§ **AUSZUFÜHRENDE AUFGABEN**
1/ Beantworten Sie anhand des Textes über Schleifen in Scratch folgende Fragen:
(a) Welche Unterrichtsstunde wird im ersten Satz genannt, und wie lautet ihr Titel?
(b) Wie viele Schritte läuft die Figur laut Abb. 1 jeweils?
(c) Bis wann sollen derartige Übungen laut der abschließenden Empfehlung wiederholt werden?
2/ Schreiben Sie den Text über Schleifen in Scratch im Anschluss an seinen letzten Satz weiter.

§ **VORLIEGENDER TEXT**
In der Unterrichtsstunde 4.3 (Mit Schleifen ein Programm vereinfachen) sollten die Schüler die Schreibweise eines Programms mit Hilfe einer Schleife vereinfachen. Hier machen wir es wieder genauso – diesmal mit Scratch anstatt mit Scratch Junior. Das Skript in Abb. 1 links lässt die Figur ein Quadrat ablaufen. Das Skript in Abb. 1 rechts bewirkt das Gleiche – die Schreibweise mit einer Schleife macht das Programm allerdings übersichtlicher. Wenn die Schüler schon gut im Programmieren sind, können sie das linke Programm selbstständig durch ein Programm mit Schleife ersetzen. Ansonsten gibt ihnen die Lehrerin alle Elemente – einzeln und ungeordnet. Die Schüler müssen die Befehle dann ordnen und miteinander verknüpfen, sodass auch dieses Programm die Figur ein Quadrat ablaufen lässt.
Abb. 1: Die Figur geht in die Mitte des Bühnenbilds und läuft im Quadrat, jeweils 100 Schritte (Pixel). Links: Skript ohne Schleife, rechts: Skript mit Schleife.
Wir empfehlen, diese Art von Übungen so oft zu wiederholen, bis die Schüler die Verwendung von Schleifen gut verstanden haben und sie ganz von selbst einsetzen, sobald sie mit sich wiederholenden Befehlen zu tun haben.

§ **DATENAUSZUG**
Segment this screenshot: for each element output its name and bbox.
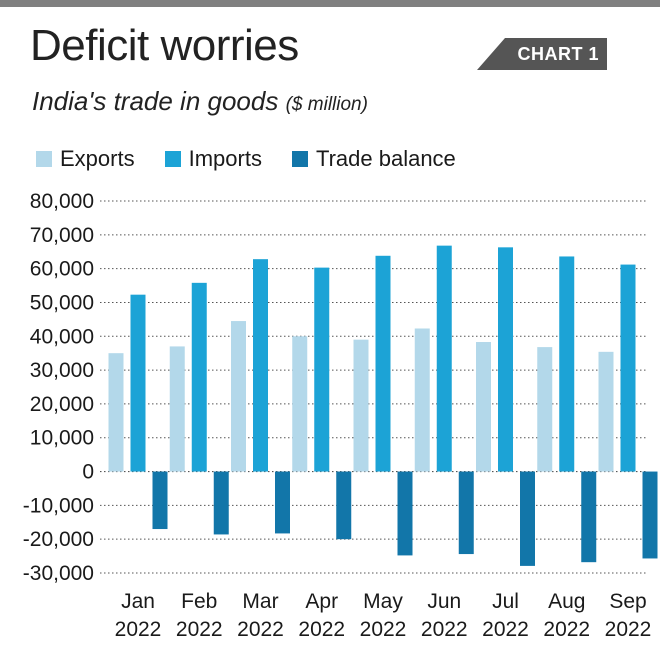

§ **ANTWORTEN**
1/
(a) Die Unterrichtsstunde 4.3 mit dem Titel „Mit Schleifen ein Programm vereinfachen“.
(b) Jeweils 100 Schritte (Pixel).
(c) Bis die Schüler die Verwendung von Schleifen gut verstanden haben und sie ganz von selbst einsetzen, sobald sie mit sich wiederholenden Befehlen zu tun haben.

2/
Aktivität 2: Ein Kartenspiel, mit dem der Begriff der Variablen vertieft wird
Ohne Computer, 1 Stunde
In dieser Aufgabe soll der Begriff der Variablen vertieft werden. Den Schülern steht dafür ein Kartenspiel zur Verfügung. Es ist interessant zu sehen, wie die Schüler mit jedem erneuten Spiel immer ausgefeiltere und kompliziertere Strategien entwickeln. Die Aufgabe kann im Mathematikunterricht bearbeitet werden (Kopfrechnen – es muss ständig der Punktestand neu berechnet werden) oder im Deutschunterricht (Was bedeuten die Texte auf den einzelnen Karten?). Am besten ist es, wenn man mit kleinen Gruppen (8 oder 16 Schüler) arbeitet. Falls die Lehrerin mit der gesamten Klasse arbeiten will, sollte sie Zeit einplanen, um die Texte auf den Karten mit den Schülern durchzugehen, bevor diese anfangen zu spielen. Sind die Schüler in Gruppen aufgeteilt, können sie sofort mit dem Spielen beginnen. Texte werden erst/nur dann besprochen, wenn die Schüler damit Schwierigkeiten haben.
Die Variablen, mit denen es die Schüler in dieser Aufgabe zu tun haben, sind die Punktestände der verschiedenen Spieler. Die Karten verändern diese Punktestände. Zu Beginn werden nur die Karten verwendet, mit denen die Schüler einfache Rechenoperationen durchführen müssen. Anschließend kommen immer komplexere Karten hinzu, bei denen die Änderung des Punktestands an bestimmte Bedingungen geknüpft ist.
Ausgangssituation, Erklärung des Spiels
In der Basisstation auf dem fernen Planeten sind die Abende lang. Sobald sie ihr Tagewerk erledigt haben, entspannen sich die Planetenforscher, indem sie Sport treiben oder Gesellschaftsspiele spielen. Ihr Lieblingsspiel wollen sie den Schülern beibringen. Das Spiel wird mit vier Mannschaften gespielt (am besten zwei Spieler pro Mannschaft, das heißt 8 Spieler pro Kartenspiel). Die Mannschaften werden mit A, B, C und D bezeichnet.
Spielregeln
- Jede Mannschaft startet mit einem Punkt. Dieser Punktestand wird auf eine kleine Tafel (oder ein Blatt Papier) geschrieben.
- Jede Mannschaft bekommt vier Karten zugeteilt. Die restlichen Karten kommen verdeckt auf einen Stapel (Kartenstock).
- Die Schüler schauen sich ihre vier Karten an, ohne sie den anderen Mannschaften zu zeigen.
- Der Reihe nach spielen die Mannschaften eine ihrer vier Karten aus. Sie lesen laut vor, was auf der Karte steht, und legen sie auf den Tisch. Die Anweisungen, die auf den einzelnen Karten stehen, ändern den Punktestand einer oder mehrerer Mannschaften. Die neuen Punktestände werden an der Tafel (auf dem Blatt Papier) aktualisiert.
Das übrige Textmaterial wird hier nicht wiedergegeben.